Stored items

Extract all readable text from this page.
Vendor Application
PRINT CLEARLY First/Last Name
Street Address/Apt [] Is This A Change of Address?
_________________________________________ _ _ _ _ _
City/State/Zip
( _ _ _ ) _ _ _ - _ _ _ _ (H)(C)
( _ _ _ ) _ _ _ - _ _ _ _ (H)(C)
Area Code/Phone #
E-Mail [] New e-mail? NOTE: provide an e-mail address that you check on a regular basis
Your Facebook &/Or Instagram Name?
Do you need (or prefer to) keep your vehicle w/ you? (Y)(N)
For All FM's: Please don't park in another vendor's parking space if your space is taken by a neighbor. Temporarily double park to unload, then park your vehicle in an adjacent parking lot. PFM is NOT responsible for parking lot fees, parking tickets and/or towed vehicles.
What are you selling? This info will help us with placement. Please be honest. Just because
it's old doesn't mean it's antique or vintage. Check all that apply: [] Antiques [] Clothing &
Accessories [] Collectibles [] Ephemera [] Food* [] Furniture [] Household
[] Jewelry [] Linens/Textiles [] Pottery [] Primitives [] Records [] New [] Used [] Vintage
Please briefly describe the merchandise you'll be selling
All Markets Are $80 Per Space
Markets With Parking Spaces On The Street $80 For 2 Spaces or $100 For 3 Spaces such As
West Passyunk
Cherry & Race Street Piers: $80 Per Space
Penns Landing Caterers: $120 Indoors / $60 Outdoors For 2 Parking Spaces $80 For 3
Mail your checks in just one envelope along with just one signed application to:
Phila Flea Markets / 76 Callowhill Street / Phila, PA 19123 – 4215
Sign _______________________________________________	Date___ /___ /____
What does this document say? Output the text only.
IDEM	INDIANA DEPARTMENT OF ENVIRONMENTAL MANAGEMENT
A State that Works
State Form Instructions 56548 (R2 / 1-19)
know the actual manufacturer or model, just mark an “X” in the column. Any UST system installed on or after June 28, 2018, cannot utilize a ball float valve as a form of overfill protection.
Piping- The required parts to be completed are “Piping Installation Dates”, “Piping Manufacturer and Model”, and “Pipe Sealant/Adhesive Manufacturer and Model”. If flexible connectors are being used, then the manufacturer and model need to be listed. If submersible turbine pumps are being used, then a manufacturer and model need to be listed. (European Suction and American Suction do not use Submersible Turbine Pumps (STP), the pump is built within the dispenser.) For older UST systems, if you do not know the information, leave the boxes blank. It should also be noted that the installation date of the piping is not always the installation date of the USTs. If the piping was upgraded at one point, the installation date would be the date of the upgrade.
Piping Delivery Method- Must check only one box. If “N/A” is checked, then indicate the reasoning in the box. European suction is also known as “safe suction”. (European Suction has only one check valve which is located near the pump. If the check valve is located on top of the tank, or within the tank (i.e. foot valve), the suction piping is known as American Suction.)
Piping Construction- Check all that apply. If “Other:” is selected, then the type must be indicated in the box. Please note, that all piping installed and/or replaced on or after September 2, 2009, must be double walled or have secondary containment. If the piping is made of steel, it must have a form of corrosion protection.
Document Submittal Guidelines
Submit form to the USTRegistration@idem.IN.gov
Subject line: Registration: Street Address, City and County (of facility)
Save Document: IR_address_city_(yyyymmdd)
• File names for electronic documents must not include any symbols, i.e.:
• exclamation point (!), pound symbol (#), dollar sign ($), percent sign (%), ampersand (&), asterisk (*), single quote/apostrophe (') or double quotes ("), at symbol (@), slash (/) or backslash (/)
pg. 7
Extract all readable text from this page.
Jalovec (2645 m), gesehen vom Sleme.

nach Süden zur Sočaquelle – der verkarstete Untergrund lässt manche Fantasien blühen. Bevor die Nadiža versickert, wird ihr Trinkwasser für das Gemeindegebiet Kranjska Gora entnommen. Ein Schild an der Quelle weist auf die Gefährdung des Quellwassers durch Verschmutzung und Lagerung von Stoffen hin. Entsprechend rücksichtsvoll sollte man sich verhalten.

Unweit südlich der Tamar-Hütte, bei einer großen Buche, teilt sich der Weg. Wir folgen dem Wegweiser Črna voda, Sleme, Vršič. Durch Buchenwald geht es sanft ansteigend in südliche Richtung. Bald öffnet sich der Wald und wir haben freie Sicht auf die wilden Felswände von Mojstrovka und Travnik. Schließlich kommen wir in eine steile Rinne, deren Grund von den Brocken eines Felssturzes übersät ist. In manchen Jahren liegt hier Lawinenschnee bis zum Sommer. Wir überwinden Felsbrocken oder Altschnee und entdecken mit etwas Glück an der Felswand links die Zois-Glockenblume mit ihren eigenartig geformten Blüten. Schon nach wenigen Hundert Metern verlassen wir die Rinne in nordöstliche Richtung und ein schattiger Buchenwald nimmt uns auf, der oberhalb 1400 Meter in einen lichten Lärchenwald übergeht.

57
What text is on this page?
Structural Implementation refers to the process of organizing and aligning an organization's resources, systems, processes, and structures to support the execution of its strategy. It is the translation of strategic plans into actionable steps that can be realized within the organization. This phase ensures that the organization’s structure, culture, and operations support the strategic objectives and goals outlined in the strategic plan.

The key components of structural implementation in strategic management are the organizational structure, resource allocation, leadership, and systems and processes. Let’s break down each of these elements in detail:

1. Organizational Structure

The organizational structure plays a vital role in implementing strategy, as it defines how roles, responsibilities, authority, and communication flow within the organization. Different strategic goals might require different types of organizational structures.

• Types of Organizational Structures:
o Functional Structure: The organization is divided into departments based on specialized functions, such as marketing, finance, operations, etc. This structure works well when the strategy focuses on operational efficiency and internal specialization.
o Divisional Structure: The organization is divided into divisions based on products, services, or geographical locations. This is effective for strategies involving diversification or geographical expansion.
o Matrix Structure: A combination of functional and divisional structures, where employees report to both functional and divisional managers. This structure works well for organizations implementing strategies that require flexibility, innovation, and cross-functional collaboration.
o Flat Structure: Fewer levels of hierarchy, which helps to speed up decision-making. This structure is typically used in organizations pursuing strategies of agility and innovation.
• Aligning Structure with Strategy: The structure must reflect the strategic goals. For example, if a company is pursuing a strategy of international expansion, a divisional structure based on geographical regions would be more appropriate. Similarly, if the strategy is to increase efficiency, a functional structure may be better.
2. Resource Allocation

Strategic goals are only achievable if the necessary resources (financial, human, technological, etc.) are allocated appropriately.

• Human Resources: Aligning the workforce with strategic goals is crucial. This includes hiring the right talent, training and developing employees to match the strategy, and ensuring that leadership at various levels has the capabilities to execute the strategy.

# [EXERCISE DETAILS]
Select every line above that contains the word "selling", and copy it.

# [FULL OUTPUT]
What are you selling? This info will help us with placement. Please be honest. Just because
Please briefly describe the merchandise you'll be selling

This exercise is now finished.